--- Begin Given entries ---
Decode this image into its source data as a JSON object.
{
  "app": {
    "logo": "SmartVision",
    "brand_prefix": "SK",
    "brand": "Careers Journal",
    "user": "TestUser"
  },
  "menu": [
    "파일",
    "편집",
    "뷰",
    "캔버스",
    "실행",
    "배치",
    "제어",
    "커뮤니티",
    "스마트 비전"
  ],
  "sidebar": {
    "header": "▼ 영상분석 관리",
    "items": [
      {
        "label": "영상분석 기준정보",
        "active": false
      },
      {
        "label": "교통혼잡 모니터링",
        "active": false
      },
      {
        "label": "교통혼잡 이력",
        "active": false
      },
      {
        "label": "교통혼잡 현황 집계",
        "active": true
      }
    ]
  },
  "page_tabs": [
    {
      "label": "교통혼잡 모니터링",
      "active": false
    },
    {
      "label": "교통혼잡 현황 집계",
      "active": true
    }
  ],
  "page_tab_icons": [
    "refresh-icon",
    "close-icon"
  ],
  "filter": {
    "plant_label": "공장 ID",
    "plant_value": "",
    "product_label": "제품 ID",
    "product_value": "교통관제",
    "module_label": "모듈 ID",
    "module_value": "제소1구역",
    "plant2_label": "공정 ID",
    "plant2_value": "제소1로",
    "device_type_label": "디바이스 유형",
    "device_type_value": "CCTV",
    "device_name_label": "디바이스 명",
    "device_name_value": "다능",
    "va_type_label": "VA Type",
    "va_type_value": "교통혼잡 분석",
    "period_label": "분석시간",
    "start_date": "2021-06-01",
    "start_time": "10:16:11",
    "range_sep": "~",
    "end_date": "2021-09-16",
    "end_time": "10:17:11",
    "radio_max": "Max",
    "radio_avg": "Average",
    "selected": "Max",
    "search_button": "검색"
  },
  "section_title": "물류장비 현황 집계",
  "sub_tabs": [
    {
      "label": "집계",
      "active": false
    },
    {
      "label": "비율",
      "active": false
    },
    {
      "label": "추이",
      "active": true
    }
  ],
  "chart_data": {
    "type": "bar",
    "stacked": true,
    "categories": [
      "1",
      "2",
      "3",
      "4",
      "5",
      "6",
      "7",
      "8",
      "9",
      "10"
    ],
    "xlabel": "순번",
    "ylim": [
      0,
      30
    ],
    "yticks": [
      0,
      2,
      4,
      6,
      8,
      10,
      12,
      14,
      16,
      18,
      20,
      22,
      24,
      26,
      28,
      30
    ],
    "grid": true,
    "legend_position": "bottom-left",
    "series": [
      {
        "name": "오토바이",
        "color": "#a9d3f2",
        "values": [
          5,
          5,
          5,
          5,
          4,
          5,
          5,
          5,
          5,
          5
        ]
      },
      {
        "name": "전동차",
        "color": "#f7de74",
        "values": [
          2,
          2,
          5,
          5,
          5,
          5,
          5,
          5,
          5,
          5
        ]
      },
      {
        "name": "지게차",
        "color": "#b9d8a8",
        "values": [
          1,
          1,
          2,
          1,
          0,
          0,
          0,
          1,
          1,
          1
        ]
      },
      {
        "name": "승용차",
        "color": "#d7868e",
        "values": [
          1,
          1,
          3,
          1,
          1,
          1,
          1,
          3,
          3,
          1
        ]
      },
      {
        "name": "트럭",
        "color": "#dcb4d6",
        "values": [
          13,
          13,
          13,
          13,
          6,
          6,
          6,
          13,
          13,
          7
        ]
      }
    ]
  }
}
--- End Given entries ---
--- Begin Given entries ---
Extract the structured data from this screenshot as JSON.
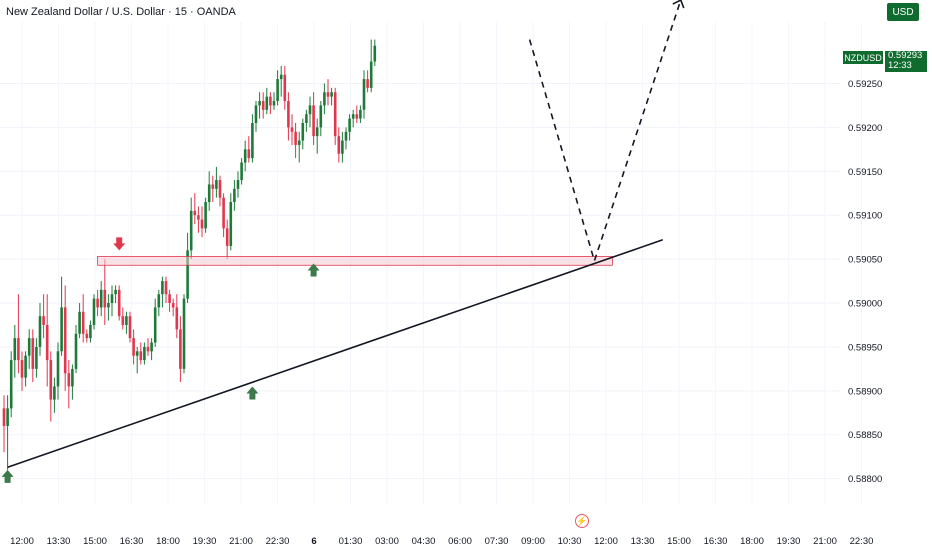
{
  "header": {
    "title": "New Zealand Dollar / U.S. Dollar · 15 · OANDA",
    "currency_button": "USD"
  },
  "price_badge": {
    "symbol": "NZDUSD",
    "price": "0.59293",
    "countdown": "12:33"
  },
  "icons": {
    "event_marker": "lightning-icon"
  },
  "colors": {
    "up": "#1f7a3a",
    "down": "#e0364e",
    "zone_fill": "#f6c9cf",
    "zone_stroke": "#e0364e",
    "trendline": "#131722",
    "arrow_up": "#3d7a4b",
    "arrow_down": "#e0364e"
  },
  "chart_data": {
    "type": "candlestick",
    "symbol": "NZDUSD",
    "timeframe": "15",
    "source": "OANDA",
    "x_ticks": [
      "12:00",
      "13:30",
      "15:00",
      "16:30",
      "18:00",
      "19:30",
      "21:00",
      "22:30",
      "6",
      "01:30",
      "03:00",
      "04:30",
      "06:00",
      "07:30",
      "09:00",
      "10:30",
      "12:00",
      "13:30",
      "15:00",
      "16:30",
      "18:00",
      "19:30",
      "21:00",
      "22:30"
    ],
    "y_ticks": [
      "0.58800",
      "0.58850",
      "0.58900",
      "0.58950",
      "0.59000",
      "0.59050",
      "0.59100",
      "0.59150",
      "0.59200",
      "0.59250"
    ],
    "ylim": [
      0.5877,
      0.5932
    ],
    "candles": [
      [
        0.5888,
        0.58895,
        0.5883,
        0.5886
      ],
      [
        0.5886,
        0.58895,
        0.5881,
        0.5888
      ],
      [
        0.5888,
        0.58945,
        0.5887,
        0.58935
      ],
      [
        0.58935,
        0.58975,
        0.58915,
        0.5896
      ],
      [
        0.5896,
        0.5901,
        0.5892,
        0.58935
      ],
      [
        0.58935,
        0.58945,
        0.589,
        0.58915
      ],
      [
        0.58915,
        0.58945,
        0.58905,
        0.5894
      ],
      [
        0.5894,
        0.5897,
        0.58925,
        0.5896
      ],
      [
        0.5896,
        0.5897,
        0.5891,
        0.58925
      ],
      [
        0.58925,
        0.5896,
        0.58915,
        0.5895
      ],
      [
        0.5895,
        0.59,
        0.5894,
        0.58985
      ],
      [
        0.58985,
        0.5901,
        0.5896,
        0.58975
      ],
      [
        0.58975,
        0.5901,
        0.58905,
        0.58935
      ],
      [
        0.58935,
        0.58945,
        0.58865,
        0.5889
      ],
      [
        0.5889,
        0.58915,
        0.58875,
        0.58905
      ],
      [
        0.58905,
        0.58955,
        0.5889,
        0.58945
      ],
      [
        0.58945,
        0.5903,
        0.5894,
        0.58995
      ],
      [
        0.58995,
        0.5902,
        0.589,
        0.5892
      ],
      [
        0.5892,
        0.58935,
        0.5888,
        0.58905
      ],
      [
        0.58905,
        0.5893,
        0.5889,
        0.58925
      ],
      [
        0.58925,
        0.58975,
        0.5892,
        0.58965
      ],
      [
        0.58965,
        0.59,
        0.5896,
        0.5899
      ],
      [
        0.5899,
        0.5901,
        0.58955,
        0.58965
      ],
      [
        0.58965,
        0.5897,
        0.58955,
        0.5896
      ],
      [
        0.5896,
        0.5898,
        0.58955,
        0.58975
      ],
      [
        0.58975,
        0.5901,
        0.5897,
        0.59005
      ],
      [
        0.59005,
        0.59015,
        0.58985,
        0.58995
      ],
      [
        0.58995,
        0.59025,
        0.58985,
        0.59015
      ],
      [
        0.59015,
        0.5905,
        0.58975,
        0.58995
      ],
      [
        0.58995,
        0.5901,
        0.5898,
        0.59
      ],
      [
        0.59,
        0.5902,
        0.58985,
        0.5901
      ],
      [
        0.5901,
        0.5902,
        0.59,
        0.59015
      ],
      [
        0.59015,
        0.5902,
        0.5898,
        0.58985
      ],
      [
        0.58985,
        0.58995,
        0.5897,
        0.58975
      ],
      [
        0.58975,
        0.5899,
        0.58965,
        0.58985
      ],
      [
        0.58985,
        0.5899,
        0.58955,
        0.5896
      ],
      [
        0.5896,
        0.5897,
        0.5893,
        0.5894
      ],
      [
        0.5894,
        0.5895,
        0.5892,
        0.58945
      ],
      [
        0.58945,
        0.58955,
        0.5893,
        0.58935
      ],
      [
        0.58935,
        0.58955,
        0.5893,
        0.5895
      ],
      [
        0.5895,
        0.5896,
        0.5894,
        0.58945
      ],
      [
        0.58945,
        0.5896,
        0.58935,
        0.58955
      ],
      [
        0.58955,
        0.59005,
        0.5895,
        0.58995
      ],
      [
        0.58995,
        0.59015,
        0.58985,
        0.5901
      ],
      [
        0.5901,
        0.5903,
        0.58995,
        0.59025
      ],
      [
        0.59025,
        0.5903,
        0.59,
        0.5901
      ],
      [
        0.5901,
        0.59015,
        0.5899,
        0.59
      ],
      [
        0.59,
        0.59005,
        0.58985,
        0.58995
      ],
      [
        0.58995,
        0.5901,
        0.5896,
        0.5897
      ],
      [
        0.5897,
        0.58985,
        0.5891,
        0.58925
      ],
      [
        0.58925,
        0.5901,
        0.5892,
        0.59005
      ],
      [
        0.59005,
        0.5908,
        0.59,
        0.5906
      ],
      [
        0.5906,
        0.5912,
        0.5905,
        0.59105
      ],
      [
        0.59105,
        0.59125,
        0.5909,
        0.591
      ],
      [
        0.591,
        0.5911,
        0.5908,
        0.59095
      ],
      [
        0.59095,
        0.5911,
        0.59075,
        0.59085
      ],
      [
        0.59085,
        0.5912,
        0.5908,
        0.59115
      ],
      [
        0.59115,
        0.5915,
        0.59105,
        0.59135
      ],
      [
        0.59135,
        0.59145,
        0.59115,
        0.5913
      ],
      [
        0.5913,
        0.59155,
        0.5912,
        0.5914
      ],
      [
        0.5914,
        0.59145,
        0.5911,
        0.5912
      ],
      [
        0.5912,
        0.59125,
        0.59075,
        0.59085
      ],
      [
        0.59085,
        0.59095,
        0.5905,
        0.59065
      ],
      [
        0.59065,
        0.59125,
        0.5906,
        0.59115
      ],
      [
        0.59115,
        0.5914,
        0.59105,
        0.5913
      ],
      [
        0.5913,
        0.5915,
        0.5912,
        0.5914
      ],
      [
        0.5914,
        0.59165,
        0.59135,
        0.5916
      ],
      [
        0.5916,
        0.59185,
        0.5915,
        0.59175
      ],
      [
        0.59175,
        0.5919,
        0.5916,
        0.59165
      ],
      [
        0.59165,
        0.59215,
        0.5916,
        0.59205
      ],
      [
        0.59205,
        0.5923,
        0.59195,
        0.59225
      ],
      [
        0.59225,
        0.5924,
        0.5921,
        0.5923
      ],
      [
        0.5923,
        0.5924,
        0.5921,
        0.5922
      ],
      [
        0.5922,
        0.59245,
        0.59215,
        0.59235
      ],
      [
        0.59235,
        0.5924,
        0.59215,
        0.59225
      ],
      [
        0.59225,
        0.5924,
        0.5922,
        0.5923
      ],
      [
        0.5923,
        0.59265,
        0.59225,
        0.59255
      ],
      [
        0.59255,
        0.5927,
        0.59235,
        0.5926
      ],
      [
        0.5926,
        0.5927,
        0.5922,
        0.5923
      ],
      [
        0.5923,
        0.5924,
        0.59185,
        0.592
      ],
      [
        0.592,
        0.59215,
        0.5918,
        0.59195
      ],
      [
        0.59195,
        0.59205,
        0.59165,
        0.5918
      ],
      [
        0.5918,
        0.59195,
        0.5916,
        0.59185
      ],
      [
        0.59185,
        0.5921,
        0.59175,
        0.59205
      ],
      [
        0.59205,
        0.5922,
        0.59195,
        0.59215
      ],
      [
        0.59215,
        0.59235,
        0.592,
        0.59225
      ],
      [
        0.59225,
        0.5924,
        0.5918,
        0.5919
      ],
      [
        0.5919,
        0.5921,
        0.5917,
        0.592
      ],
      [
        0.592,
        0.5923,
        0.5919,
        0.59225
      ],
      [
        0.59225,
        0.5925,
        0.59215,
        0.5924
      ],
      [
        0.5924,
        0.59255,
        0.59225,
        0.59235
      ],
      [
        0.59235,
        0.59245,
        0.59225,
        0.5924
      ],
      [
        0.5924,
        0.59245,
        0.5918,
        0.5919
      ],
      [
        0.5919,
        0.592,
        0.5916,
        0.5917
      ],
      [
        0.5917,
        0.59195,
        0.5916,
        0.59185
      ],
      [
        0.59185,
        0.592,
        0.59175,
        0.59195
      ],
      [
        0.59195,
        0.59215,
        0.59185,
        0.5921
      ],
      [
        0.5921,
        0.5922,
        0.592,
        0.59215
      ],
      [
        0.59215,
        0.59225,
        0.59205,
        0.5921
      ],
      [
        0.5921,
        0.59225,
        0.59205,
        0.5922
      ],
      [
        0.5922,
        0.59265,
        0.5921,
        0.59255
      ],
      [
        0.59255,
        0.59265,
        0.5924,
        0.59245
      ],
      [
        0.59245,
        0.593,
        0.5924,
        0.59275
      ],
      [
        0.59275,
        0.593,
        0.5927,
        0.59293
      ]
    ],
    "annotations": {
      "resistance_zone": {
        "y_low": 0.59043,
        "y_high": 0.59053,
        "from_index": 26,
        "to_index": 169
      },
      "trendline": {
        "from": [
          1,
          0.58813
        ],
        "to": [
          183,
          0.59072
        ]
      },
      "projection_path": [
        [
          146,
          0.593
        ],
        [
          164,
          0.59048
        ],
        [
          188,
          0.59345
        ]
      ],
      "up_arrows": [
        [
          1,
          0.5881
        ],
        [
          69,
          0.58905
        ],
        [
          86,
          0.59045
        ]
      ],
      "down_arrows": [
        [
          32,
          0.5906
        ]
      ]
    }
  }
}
--- End Given entries ---
--- Begin Given entries ---
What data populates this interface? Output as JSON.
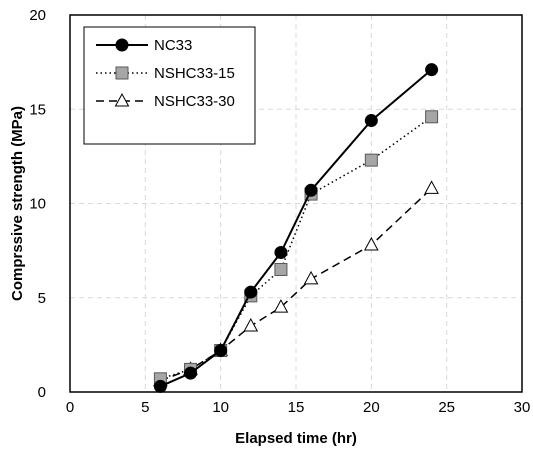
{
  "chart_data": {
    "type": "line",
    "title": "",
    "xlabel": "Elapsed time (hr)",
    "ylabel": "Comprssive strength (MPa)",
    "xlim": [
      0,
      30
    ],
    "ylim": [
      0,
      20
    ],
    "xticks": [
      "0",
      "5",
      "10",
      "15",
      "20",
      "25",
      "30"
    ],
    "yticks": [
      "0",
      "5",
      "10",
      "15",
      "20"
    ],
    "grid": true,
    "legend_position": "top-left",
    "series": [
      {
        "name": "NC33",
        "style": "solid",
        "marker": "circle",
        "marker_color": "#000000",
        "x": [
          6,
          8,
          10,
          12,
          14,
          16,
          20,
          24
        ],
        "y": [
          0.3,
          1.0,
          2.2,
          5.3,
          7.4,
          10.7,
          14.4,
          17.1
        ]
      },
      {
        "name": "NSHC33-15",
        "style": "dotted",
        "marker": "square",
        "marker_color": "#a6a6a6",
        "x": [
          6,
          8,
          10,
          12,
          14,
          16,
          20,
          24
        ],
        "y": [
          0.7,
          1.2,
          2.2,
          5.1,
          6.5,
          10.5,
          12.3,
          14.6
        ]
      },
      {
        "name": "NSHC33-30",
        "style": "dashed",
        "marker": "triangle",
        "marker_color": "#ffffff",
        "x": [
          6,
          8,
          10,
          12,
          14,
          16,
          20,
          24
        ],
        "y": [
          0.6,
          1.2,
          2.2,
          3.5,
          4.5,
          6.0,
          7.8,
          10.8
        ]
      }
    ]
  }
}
--- End Given entries ---
* **Task brief**
Gather each line of the records holding the string "source".

* **Result of this task**
Decode this image into its source data as a JSON object.
    "source": "OANDA",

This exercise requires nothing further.